**Written task**:
Locate each line containing the string "pulse" and copy it out.

**Records provided**:
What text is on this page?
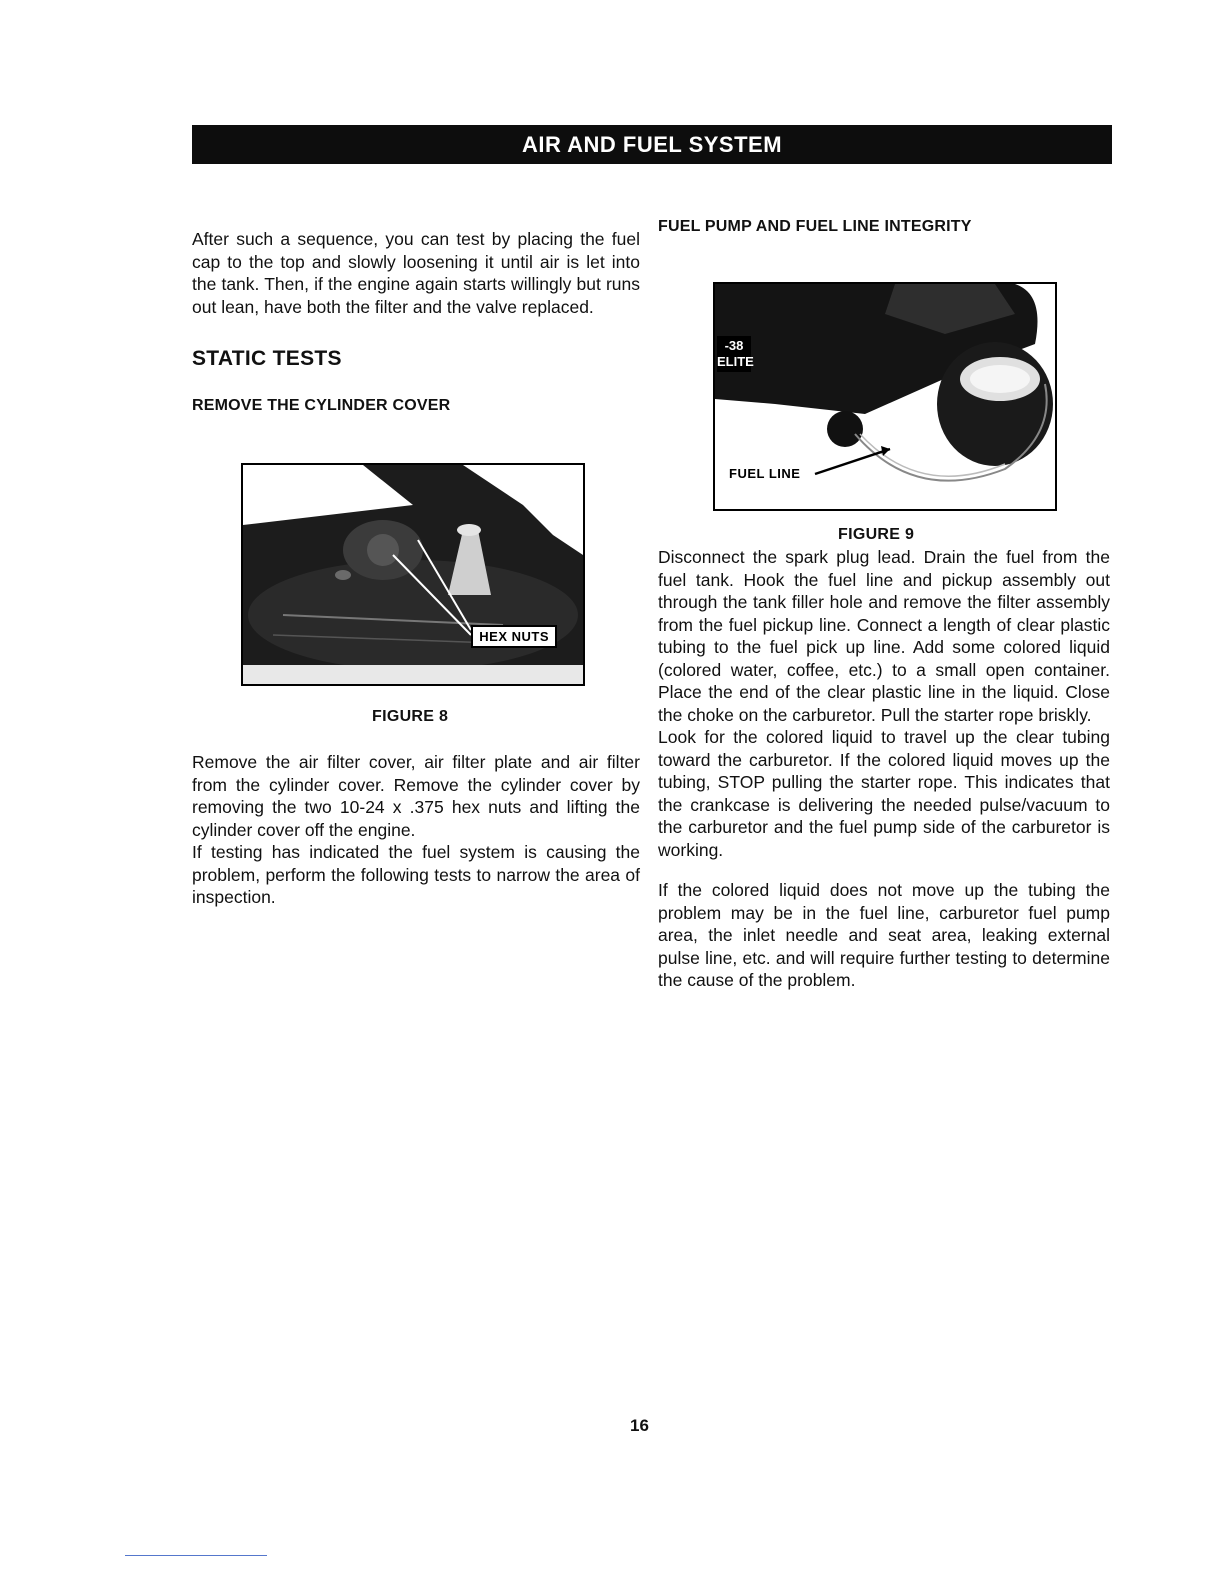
AIR AND FUEL SYSTEM

After such a sequence, you can test by placing the fuel cap to the top and slowly loosening it until air is let into the tank. Then, if the engine again starts willingly but runs out lean, have both the filter and the valve replaced.

STATIC TESTS
REMOVE THE CYLINDER COVER
HEX NUTS
FIGURE 8

Remove the air filter cover, air filter plate and air filter from the cylinder cover. Remove the cylinder cover by removing the two 10-24 x .375 hex nuts and lifting the cylinder cover off the engine.

If testing has indicated the fuel system is causing the problem, perform the following tests to narrow the area of inspection.

FUEL PUMP AND FUEL LINE INTEGRITY
-38 ELITE
FUEL LINE
FIGURE 9

Disconnect the spark plug lead. Drain the fuel from the fuel tank. Hook the fuel line and pickup assembly out through the tank filler hole and remove the filter assembly from the fuel pickup line. Connect a length of clear plastic tubing to the fuel pick up line. Add some colored liquid (colored water, coffee, etc.) to a small open container. Place the end of the clear plastic line in the liquid. Close the choke on the carburetor. Pull the starter rope briskly.

Look for the colored liquid to travel up the clear tubing toward the carburetor. If the colored liquid moves up the tubing, STOP pulling the starter rope. This indicates that the crankcase is delivering the needed pulse/vacuum to the carburetor and the fuel pump side of the carburetor is working.

If the colored liquid does not move up the tubing the problem may be in the fuel line, carburetor fuel pump area, the inlet needle and seat area, leaking external pulse line, etc. and will require further testing to determine the cause of the problem.

16
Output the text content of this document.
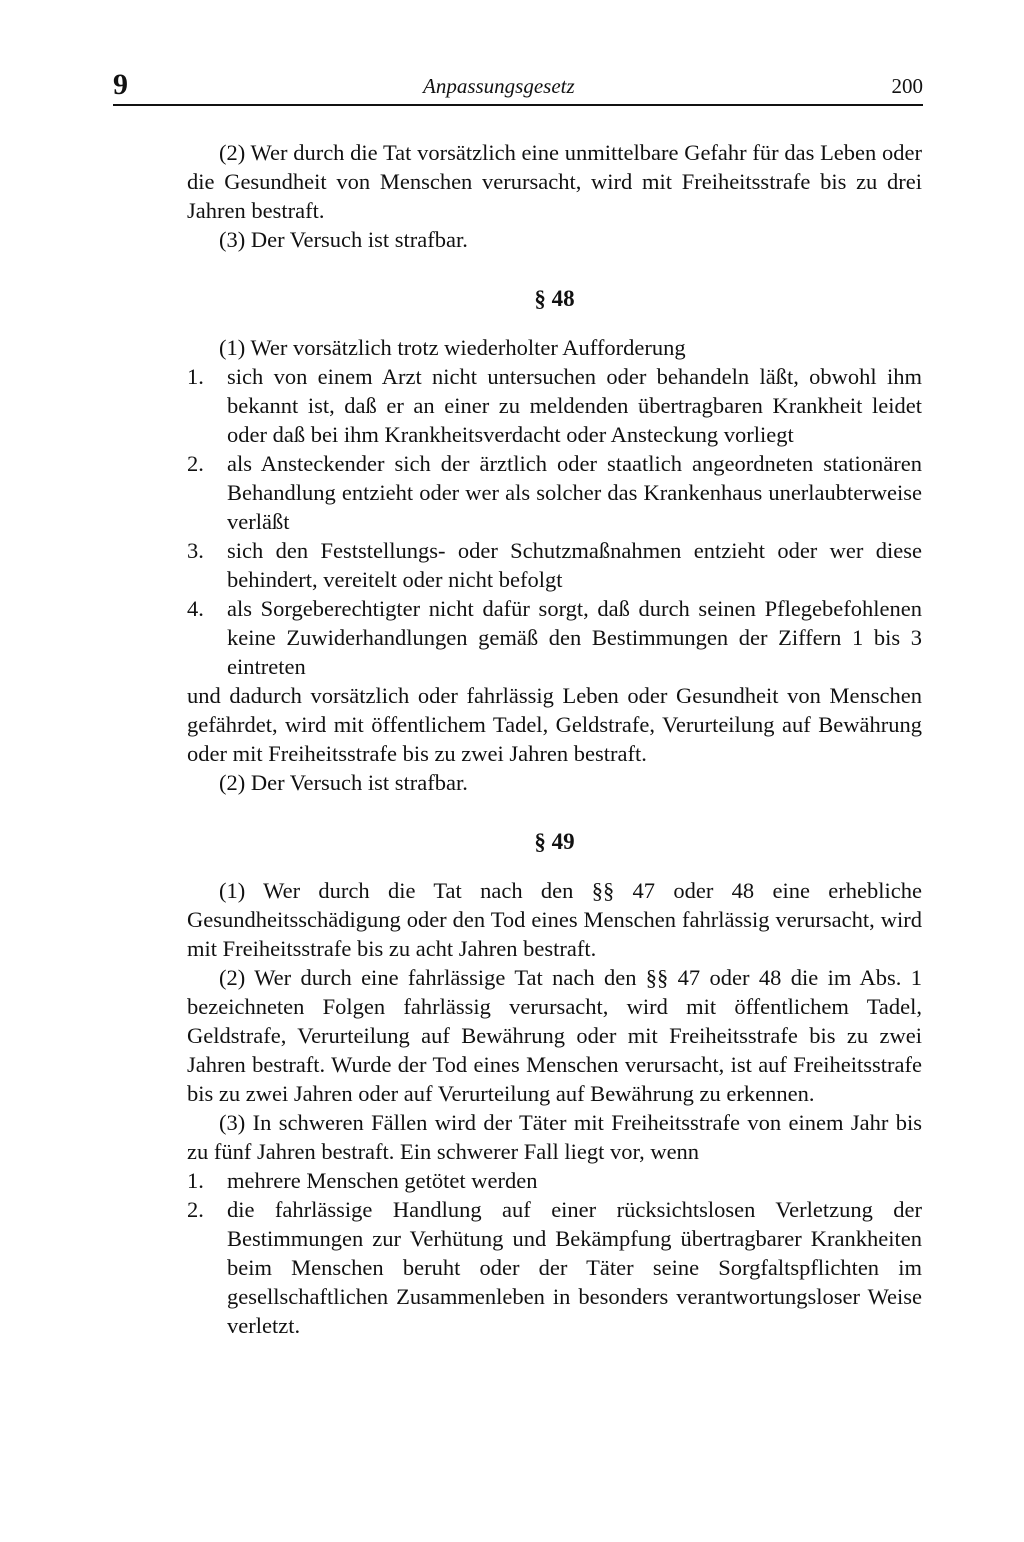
9	Anpassungsgesetz	200

(2) Wer durch die Tat vorsätzlich eine unmittelbare Gefahr für das Leben oder die Gesundheit von Menschen verursacht, wird mit Freiheitsstrafe bis zu drei Jahren bestraft.

(3) Der Versuch ist strafbar.

§ 48

(1) Wer vorsätzlich trotz wiederholter Aufforderung

1.	sich von einem Arzt nicht untersuchen oder behandeln läßt, obwohl ihm bekannt ist, daß er an einer zu meldenden übertragbaren Krankheit leidet oder daß bei ihm Krankheitsverdacht oder Ansteckung vorliegt
2.	als Ansteckender sich der ärztlich oder staatlich angeordneten stationären Behandlung entzieht oder wer als solcher das Krankenhaus unerlaubterweise verläßt
3.	sich den Feststellungs- oder Schutzmaßnahmen entzieht oder wer diese behindert, vereitelt oder nicht befolgt
4.	als Sorgeberechtigter nicht dafür sorgt, daß durch seinen Pflegebefohlenen keine Zuwiderhandlungen gemäß den Bestimmungen der Ziffern 1 bis 3 eintreten

und dadurch vorsätzlich oder fahrlässig Leben oder Gesundheit von Menschen gefährdet, wird mit öffentlichem Tadel, Geldstrafe, Verurteilung auf Bewährung oder mit Freiheitsstrafe bis zu zwei Jahren bestraft.

(2) Der Versuch ist strafbar.

§ 49

(1) Wer durch die Tat nach den §§ 47 oder 48 eine erhebliche Gesundheitsschädigung oder den Tod eines Menschen fahrlässig verursacht, wird mit Freiheitsstrafe bis zu acht Jahren bestraft.

(2) Wer durch eine fahrlässige Tat nach den §§ 47 oder 48 die im Abs. 1 bezeichneten Folgen fahrlässig verursacht, wird mit öffentlichem Tadel, Geldstrafe, Verurteilung auf Bewährung oder mit Freiheitsstrafe bis zu zwei Jahren bestraft. Wurde der Tod eines Menschen verursacht, ist auf Freiheitsstrafe bis zu zwei Jahren oder auf Verurteilung auf Bewährung zu erkennen.

(3) In schweren Fällen wird der Täter mit Freiheitsstrafe von einem Jahr bis zu fünf Jahren bestraft. Ein schwerer Fall liegt vor, wenn

1.	mehrere Menschen getötet werden
2.	die fahrlässige Handlung auf einer rücksichtslosen Verletzung der Bestimmungen zur Verhütung und Bekämpfung übertragbarer Krankheiten beim Menschen beruht oder der Täter seine Sorgfaltspflichten im gesellschaftlichen Zusammenleben in besonders verantwortungsloser Weise verletzt.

**Full answer**:
Look for the colored liquid to travel up the clear tubing toward the carburetor. If the colored liquid moves up the tubing, STOP pulling the starter rope. This indicates that the crankcase is delivering the needed pulse/vacuum to the carburetor and the fuel pump side of the carburetor is working.
If the colored liquid does not move up the tubing the problem may be in the fuel line, carburetor fuel pump area, the inlet needle and seat area, leaking external pulse line, etc. and will require further testing to determine the cause of the problem.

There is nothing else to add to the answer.